TASK DIRECTIONS - Output every line of the material below, keeping each character unchanged.

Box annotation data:

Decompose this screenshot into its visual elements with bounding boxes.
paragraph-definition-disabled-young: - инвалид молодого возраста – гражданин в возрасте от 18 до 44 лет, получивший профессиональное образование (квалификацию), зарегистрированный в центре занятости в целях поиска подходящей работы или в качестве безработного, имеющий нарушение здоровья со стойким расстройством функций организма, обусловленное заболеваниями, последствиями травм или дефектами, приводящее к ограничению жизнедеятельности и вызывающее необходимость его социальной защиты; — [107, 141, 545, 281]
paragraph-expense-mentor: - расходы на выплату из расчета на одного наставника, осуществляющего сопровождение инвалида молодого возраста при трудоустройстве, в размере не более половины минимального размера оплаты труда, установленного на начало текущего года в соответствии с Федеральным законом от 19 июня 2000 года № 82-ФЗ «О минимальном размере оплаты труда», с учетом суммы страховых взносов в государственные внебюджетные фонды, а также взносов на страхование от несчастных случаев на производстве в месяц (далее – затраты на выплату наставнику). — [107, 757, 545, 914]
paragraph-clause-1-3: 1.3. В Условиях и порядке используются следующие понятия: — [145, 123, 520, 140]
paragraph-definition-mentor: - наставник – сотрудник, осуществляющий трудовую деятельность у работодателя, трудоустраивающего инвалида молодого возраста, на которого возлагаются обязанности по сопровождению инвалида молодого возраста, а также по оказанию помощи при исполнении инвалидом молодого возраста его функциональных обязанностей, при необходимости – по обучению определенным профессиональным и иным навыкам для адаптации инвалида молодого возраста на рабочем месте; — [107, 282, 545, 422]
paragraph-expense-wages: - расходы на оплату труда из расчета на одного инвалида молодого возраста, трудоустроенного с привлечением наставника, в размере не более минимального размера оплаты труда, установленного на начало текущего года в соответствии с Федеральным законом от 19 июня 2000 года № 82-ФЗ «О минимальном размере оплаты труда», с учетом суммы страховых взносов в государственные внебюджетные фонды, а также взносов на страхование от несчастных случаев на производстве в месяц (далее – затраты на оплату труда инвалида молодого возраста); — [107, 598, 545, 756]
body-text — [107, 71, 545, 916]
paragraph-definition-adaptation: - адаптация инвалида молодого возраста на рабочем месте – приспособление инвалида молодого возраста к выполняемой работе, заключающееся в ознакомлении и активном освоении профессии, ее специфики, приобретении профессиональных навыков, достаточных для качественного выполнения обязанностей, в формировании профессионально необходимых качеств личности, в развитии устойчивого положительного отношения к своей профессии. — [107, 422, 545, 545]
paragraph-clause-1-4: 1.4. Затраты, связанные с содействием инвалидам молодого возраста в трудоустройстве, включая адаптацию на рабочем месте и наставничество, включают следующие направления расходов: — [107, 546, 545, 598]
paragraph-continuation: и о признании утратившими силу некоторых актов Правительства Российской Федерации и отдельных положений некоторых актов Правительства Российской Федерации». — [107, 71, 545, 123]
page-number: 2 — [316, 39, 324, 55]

THE REPLY -
Decompose this screenshot into its visual elements with bounding boxes.
paragraph-definition-disabled-young: - инвалид молодого возраста – гражданин в возрасте от 18 до 44 лет, получивший профессиональное образование (квалификацию), зарегистрированный в центре занятости в целях поиска подходящей работы или в качестве безработного, имеющий нарушение здоровья со стойким расстройством функций организма, обусловленное заболеваниями, последствиями травм или дефектами, приводящее к ограничению жизнедеятельности и вызывающее необходимость его социальной защиты; — [107, 141, 545, 281]
paragraph-expense-mentor: - расходы на выплату из расчета на одного наставника, осуществляющего сопровождение инвалида молодого возраста при трудоустройстве, в размере не более половины минимального размера оплаты труда, установленного на начало текущего года в соответствии с Федеральным законом от 19 июня 2000 года № 82-ФЗ «О минимальном размере оплаты труда», с учетом суммы страховых взносов в государственные внебюджетные фонды, а также взносов на страхование от несчастных случаев на производстве в месяц (далее – затраты на выплату наставнику). — [107, 757, 545, 914]
paragraph-clause-1-3: 1.3. В Условиях и порядке используются следующие понятия: — [145, 123, 520, 140]
paragraph-definition-mentor: - наставник – сотрудник, осуществляющий трудовую деятельность у работодателя, трудоустраивающего инвалида молодого возраста, на которого возлагаются обязанности по сопровождению инвалида молодого возраста, а также по оказанию помощи при исполнении инвалидом молодого возраста его функциональных обязанностей, при необходимости – по обучению определенным профессиональным и иным навыкам для адаптации инвалида молодого возраста на рабочем месте; — [107, 282, 545, 422]
paragraph-expense-wages: - расходы на оплату труда из расчета на одного инвалида молодого возраста, трудоустроенного с привлечением наставника, в размере не более минимального размера оплаты труда, установленного на начало текущего года в соответствии с Федеральным законом от 19 июня 2000 года № 82-ФЗ «О минимальном размере оплаты труда», с учетом суммы страховых взносов в государственные внебюджетные фонды, а также взносов на страхование от несчастных случаев на производстве в месяц (далее – затраты на оплату труда инвалида молодого возраста); — [107, 598, 545, 756]
body-text — [107, 71, 545, 916]
paragraph-definition-adaptation: - адаптация инвалида молодого возраста на рабочем месте – приспособление инвалида молодого возраста к выполняемой работе, заключающееся в ознакомлении и активном освоении профессии, ее специфики, приобретении профессиональных навыков, достаточных для качественного выполнения обязанностей, в формировании профессионально необходимых качеств личности, в развитии устойчивого положительного отношения к своей профессии. — [107, 422, 545, 545]
paragraph-clause-1-4: 1.4. Затраты, связанные с содействием инвалидам молодого возраста в трудоустройстве, включая адаптацию на рабочем месте и наставничество, включают следующие направления расходов: — [107, 546, 545, 598]
paragraph-continuation: и о признании утратившими силу некоторых актов Правительства Российской Федерации и отдельных положений некоторых актов Правительства Российской Федерации». — [107, 71, 545, 123]
page-number: 2 — [316, 39, 324, 55]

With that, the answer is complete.